→ To do
Below are records to transcribe exactly, without their pictures.

-- START Material for this task --

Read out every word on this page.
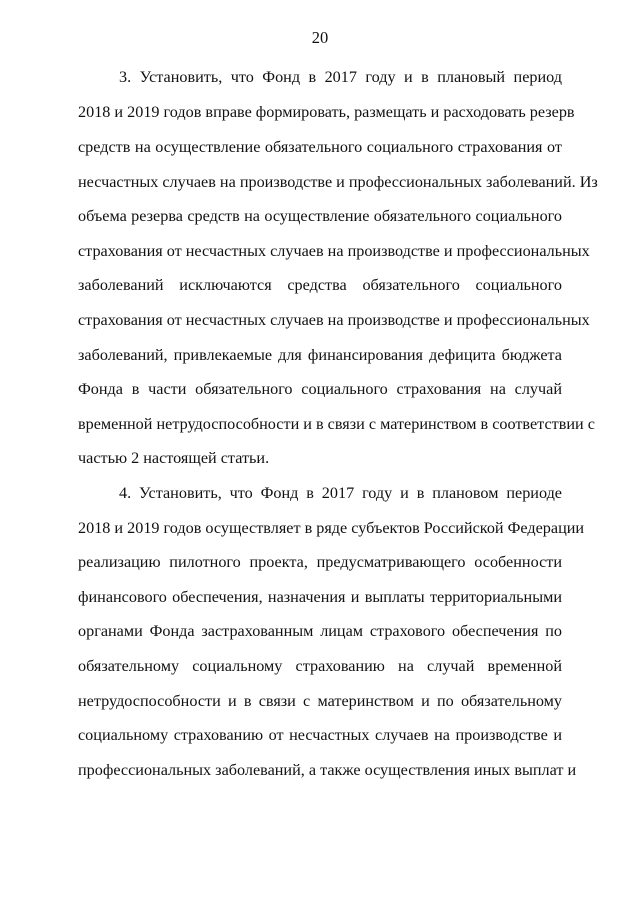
20
3. Установить, что Фонд в 2017 году и в плановый период
2018 и 2019 годов вправе формировать, размещать и расходовать резерв
средств на осуществление обязательного социального страхования от
несчастных случаев на производстве и профессиональных заболеваний. Из
объема резерва средств на осуществление обязательного социального
страхования от несчастных случаев на производстве и профессиональных
заболеваний исключаются средства обязательного социального
страхования от несчастных случаев на производстве и профессиональных
заболеваний, привлекаемые для финансирования дефицита бюджета
Фонда в части обязательного социального страхования на случай
временной нетрудоспособности и в связи с материнством в соответствии с
частью 2 настоящей статьи.
4. Установить, что Фонд в 2017 году и в плановом периоде
2018 и 2019 годов осуществляет в ряде субъектов Российской Федерации
реализацию пилотного проекта, предусматривающего особенности
финансового обеспечения, назначения и выплаты территориальными
органами Фонда застрахованным лицам страхового обеспечения по
обязательному социальному страхованию на случай временной
нетрудоспособности и в связи с материнством и по обязательному
социальному страхованию от несчастных случаев на производстве и
профессиональных заболеваний, а также осуществления иных выплат и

-- END Material for this task --

→ Expected answer
Read out every word on this page.
20
3. Установить, что Фонд в 2017 году и в плановый период
2018 и 2019 годов вправе формировать, размещать и расходовать резерв
средств на осуществление обязательного социального страхования от
несчастных случаев на производстве и профессиональных заболеваний. Из
объема резерва средств на осуществление обязательного социального
страхования от несчастных случаев на производстве и профессиональных
заболеваний исключаются средства обязательного социального
страхования от несчастных случаев на производстве и профессиональных
заболеваний, привлекаемые для финансирования дефицита бюджета
Фонда в части обязательного социального страхования на случай
временной нетрудоспособности и в связи с материнством в соответствии с
частью 2 настоящей статьи.
4. Установить, что Фонд в 2017 году и в плановом периоде
2018 и 2019 годов осуществляет в ряде субъектов Российской Федерации
реализацию пилотного проекта, предусматривающего особенности
финансового обеспечения, назначения и выплаты территориальными
органами Фонда застрахованным лицам страхового обеспечения по
обязательному социальному страхованию на случай временной
нетрудоспособности и в связи с материнством и по обязательному
социальному страхованию от несчастных случаев на производстве и
профессиональных заболеваний, а также осуществления иных выплат и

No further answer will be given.